→ **YOUR OBJECTIVE**
Make an exact copy of the records, with the images left out.
__________
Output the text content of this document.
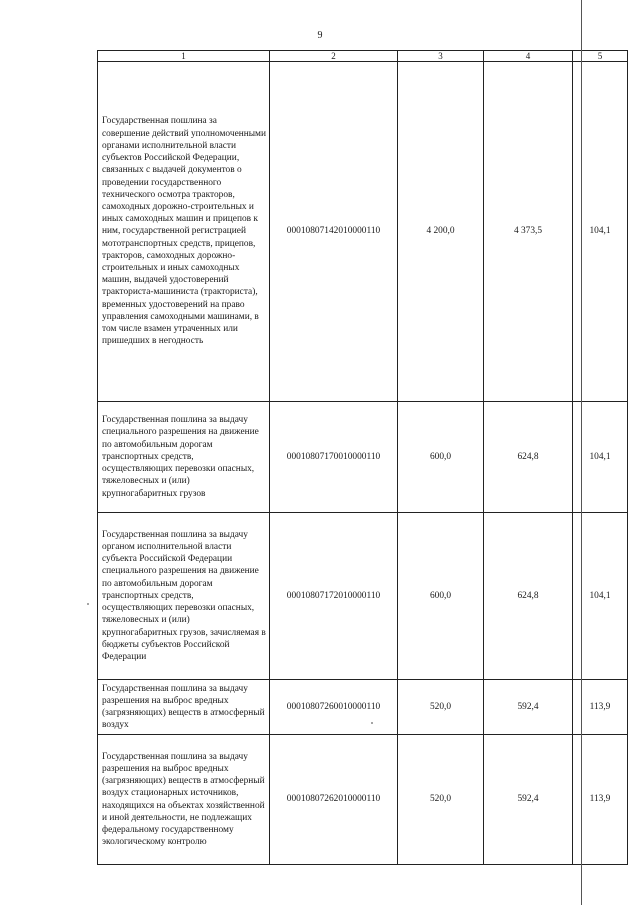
9
1	2	3	4	5
Государственная пошлина за совершение действий уполномоченными органами исполнительной власти субъектов Российской Федерации, связанных с выдачей документов о проведении государственного технического осмотра тракторов, самоходных дорожно-строительных и иных самоходных машин и прицепов к ним, государственной регистрацией мототранспортных средств, прицепов, тракторов, самоходных дорожно-строительных и иных самоходных машин, выдачей удостоверений тракториста-машиниста (тракториста), временных удостоверений на право управления самоходными машинами, в том числе взамен утраченных или пришедших в негодность	00010807142010000110	4 200,0	4 373,5	104,1
Государственная пошлина за выдачу специального разрешения на движение по автомобильным дорогам транспортных средств, осуществляющих перевозки опасных, тяжеловесных и (или) крупногабаритных грузов	00010807170010000110	600,0	624,8	104,1
Государственная пошлина за выдачу органом исполнительной власти субъекта Российской Федерации специального разрешения на движение по автомобильным дорогам транспортных средств, осуществляющих перевозки опасных, тяжеловесных и (или) крупногабаритных грузов, зачисляемая в бюджеты субъектов Российской Федерации	00010807172010000110	600,0	624,8	104,1
Государственная пошлина за выдачу разрешения на выброс вредных (загрязняющих) веществ в атмосферный воздух	00010807260010000110	520,0	592,4	113,9
Государственная пошлина за выдачу разрешения на выброс вредных (загрязняющих) веществ в атмосферный воздух стационарных источников, находящихся на объектах хозяйственной и иной деятельности, не подлежащих федеральному государственному экологическому контролю	00010807262010000110	520,0	592,4	113,9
__________
→ **PROBLEM SOLUTION**
Output the text content of this document.
9
1	2	3	4	5
Государственная пошлина за совершение действий уполномоченными органами исполнительной власти субъектов Российской Федерации, связанных с выдачей документов о проведении государственного технического осмотра тракторов, самоходных дорожно-строительных и иных самоходных машин и прицепов к ним, государственной регистрацией мототранспортных средств, прицепов, тракторов, самоходных дорожно-строительных и иных самоходных машин, выдачей удостоверений тракториста-машиниста (тракториста), временных удостоверений на право управления самоходными машинами, в том числе взамен утраченных или пришедших в негодность	00010807142010000110	4 200,0	4 373,5	104,1
Государственная пошлина за выдачу специального разрешения на движение по автомобильным дорогам транспортных средств, осуществляющих перевозки опасных, тяжеловесных и (или) крупногабаритных грузов	00010807170010000110	600,0	624,8	104,1
Государственная пошлина за выдачу органом исполнительной власти субъекта Российской Федерации специального разрешения на движение по автомобильным дорогам транспортных средств, осуществляющих перевозки опасных, тяжеловесных и (или) крупногабаритных грузов, зачисляемая в бюджеты субъектов Российской Федерации	00010807172010000110	600,0	624,8	104,1
Государственная пошлина за выдачу разрешения на выброс вредных (загрязняющих) веществ в атмосферный воздух	00010807260010000110	520,0	592,4	113,9
Государственная пошлина за выдачу разрешения на выброс вредных (загрязняющих) веществ в атмосферный воздух стационарных источников, находящихся на объектах хозяйственной и иной деятельности, не подлежащих федеральному государственному экологическому контролю	00010807262010000110	520,0	592,4	113,9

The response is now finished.